### Given instruction
Tally every line of the listing below that holds "guérison", then give the tally alone.

===== Data for this task

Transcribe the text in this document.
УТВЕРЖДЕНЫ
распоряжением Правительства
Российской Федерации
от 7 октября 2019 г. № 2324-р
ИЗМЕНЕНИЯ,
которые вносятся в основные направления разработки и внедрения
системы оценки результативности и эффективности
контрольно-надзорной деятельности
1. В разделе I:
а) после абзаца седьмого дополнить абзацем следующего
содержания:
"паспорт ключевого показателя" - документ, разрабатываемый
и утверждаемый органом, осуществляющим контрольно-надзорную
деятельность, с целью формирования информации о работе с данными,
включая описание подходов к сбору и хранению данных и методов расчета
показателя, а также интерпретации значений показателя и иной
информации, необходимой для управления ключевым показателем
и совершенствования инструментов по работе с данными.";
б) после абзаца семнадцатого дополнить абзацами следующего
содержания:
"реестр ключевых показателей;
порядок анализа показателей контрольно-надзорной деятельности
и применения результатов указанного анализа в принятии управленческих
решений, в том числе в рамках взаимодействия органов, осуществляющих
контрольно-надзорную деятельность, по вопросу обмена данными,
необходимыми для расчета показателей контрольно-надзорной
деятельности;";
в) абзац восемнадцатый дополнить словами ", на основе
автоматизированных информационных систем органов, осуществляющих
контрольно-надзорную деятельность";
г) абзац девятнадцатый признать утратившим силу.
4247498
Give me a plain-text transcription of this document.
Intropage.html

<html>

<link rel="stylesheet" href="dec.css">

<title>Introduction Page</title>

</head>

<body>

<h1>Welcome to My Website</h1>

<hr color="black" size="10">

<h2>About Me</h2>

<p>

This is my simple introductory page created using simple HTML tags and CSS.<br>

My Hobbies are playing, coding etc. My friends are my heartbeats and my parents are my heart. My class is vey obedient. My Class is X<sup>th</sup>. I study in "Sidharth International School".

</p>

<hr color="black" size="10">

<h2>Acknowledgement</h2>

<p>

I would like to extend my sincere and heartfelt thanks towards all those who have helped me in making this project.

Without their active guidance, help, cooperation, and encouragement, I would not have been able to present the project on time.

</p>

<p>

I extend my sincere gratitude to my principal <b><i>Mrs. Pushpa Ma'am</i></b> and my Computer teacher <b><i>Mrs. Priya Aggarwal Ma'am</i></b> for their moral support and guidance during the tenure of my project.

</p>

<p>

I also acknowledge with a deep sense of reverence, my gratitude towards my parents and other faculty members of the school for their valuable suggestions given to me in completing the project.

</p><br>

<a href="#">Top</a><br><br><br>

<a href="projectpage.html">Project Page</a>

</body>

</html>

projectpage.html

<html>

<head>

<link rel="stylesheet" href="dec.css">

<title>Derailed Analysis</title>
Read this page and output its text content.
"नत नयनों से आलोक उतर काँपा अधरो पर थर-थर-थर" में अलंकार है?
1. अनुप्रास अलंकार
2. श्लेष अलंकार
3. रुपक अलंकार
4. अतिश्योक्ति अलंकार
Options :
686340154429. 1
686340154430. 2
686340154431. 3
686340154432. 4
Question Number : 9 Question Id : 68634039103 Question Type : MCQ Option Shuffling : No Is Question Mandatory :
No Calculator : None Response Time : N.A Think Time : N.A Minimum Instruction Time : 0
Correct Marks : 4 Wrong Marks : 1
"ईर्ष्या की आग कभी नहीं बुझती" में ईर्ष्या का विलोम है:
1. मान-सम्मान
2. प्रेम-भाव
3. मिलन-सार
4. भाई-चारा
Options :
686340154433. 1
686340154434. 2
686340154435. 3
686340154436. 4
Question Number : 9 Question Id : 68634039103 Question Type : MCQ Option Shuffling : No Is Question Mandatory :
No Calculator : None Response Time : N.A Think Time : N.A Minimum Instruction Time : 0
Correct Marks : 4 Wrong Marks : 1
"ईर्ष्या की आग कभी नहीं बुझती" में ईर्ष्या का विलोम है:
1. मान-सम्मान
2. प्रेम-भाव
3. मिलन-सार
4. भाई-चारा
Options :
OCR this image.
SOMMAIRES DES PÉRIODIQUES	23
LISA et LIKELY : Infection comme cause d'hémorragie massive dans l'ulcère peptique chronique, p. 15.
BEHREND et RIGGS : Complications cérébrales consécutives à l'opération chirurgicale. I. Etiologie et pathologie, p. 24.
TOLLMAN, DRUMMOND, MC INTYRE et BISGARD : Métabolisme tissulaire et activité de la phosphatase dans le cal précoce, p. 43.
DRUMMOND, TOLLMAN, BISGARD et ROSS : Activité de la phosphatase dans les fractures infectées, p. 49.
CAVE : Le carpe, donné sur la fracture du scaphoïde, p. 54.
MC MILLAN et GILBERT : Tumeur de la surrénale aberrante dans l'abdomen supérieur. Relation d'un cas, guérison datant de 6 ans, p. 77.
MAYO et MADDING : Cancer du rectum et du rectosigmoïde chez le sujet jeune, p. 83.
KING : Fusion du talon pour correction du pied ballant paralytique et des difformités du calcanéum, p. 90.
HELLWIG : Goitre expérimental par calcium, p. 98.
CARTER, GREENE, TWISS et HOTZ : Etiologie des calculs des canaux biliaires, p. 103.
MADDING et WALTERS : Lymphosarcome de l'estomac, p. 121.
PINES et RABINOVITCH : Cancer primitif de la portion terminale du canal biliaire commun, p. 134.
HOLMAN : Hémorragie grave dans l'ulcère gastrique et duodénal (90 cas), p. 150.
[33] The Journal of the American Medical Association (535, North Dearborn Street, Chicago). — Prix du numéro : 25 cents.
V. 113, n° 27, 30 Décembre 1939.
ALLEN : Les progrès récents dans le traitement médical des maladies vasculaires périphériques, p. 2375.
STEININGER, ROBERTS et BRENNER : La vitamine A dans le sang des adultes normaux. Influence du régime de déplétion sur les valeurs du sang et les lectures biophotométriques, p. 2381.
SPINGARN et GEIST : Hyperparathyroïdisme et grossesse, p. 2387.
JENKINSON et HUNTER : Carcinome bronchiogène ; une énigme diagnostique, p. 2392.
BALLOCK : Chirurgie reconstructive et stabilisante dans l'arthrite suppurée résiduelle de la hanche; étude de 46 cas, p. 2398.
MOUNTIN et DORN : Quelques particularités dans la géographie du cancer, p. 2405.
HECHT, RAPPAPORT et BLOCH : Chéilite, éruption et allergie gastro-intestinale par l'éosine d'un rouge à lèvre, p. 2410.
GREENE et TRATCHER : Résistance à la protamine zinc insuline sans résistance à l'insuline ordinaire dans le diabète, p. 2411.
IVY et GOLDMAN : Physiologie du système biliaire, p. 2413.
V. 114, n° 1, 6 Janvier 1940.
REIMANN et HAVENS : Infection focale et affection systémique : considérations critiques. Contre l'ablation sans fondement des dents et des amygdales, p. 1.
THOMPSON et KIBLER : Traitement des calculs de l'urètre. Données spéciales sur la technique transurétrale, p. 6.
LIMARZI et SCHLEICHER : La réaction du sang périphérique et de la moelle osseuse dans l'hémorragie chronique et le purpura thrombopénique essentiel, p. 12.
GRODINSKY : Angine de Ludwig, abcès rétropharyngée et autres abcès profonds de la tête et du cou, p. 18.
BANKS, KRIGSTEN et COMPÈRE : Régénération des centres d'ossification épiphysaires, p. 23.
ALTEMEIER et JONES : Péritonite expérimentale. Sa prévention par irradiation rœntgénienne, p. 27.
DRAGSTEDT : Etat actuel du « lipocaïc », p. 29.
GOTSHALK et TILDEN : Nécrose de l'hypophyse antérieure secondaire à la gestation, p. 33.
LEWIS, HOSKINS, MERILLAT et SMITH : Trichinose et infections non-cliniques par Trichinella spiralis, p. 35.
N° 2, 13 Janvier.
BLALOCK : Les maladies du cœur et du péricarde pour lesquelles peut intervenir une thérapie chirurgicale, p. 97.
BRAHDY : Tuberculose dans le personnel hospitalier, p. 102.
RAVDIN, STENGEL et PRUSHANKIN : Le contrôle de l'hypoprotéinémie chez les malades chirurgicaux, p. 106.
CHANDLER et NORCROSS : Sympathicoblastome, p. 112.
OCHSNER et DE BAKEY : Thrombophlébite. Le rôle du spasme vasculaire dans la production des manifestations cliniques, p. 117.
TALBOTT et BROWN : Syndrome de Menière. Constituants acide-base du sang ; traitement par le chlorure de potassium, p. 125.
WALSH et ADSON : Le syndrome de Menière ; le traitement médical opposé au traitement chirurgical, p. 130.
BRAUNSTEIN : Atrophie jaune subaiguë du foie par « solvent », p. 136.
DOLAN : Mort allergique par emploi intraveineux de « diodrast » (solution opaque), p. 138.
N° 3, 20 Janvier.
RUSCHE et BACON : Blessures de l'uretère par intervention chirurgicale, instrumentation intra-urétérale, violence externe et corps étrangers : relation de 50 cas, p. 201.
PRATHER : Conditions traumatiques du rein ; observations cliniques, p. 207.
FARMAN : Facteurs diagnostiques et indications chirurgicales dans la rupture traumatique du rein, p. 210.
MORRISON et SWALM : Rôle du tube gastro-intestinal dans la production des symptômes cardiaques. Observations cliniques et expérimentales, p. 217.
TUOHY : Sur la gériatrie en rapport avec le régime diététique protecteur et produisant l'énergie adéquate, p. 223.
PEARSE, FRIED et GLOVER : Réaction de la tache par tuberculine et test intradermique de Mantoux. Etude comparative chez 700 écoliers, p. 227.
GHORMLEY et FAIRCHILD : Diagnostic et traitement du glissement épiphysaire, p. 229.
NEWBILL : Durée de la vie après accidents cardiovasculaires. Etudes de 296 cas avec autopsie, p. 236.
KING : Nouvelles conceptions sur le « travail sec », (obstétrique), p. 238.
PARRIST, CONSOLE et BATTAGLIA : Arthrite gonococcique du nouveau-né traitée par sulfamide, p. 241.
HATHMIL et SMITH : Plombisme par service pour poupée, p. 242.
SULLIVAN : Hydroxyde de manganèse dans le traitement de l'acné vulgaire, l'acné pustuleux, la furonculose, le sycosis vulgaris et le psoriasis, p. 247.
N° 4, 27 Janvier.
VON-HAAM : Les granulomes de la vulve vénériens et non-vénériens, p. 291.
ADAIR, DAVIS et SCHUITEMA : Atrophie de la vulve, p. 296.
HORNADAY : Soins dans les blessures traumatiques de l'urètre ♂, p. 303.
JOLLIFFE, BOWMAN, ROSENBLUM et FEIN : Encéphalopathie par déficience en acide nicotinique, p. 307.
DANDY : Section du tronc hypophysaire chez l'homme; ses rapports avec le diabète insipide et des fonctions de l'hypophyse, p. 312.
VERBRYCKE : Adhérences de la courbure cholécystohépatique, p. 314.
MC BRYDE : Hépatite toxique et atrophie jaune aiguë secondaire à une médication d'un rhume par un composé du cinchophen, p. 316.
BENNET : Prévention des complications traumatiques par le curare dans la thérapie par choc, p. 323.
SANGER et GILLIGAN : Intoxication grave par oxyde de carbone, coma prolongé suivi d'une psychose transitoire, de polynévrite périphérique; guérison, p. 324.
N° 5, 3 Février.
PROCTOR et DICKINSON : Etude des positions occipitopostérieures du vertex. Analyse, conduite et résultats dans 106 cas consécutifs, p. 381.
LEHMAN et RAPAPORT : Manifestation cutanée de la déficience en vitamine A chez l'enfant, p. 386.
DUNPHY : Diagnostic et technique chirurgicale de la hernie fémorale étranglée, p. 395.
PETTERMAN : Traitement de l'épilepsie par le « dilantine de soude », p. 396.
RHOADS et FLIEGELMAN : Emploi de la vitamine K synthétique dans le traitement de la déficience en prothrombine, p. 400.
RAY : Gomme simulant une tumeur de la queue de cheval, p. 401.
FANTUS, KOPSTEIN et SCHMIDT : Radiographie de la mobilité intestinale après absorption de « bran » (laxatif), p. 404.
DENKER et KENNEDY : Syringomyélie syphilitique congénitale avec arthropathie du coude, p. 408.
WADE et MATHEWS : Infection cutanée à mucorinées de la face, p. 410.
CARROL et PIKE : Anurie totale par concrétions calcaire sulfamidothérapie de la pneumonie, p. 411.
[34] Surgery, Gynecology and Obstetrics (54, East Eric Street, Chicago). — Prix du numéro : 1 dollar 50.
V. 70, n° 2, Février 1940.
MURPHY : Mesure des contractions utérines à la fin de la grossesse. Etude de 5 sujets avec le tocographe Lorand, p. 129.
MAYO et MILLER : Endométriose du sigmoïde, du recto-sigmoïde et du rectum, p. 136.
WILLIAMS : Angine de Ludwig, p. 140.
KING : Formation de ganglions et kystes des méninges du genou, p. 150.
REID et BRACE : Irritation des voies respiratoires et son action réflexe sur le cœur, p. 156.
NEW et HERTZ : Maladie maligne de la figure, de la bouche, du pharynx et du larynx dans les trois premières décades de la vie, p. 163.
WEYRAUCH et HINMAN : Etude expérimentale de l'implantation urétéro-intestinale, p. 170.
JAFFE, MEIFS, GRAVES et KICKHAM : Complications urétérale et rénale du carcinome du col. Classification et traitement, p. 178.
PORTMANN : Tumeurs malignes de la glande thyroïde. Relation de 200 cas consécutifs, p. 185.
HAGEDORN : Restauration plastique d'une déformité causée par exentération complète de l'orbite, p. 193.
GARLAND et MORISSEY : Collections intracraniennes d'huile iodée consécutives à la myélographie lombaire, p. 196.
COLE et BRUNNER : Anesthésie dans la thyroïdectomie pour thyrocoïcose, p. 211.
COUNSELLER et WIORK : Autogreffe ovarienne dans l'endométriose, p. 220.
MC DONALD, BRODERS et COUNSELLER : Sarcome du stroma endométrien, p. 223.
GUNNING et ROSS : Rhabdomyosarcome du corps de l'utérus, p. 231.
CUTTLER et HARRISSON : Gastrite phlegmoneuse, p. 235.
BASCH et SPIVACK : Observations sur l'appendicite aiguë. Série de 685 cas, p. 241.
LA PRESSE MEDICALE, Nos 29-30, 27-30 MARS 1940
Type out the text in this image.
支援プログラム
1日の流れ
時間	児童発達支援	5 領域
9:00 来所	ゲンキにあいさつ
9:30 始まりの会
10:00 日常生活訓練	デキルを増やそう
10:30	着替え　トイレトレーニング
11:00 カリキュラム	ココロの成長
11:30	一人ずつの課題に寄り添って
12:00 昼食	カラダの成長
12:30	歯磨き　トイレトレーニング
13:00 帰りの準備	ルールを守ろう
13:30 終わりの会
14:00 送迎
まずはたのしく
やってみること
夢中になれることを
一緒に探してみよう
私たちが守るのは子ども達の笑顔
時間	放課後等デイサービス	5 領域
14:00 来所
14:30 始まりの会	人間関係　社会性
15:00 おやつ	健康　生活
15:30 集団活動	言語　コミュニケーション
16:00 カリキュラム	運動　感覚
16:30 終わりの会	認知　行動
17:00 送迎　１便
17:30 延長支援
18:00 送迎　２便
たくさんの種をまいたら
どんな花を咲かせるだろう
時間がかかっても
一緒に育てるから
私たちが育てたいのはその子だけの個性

==========

### Task answer
2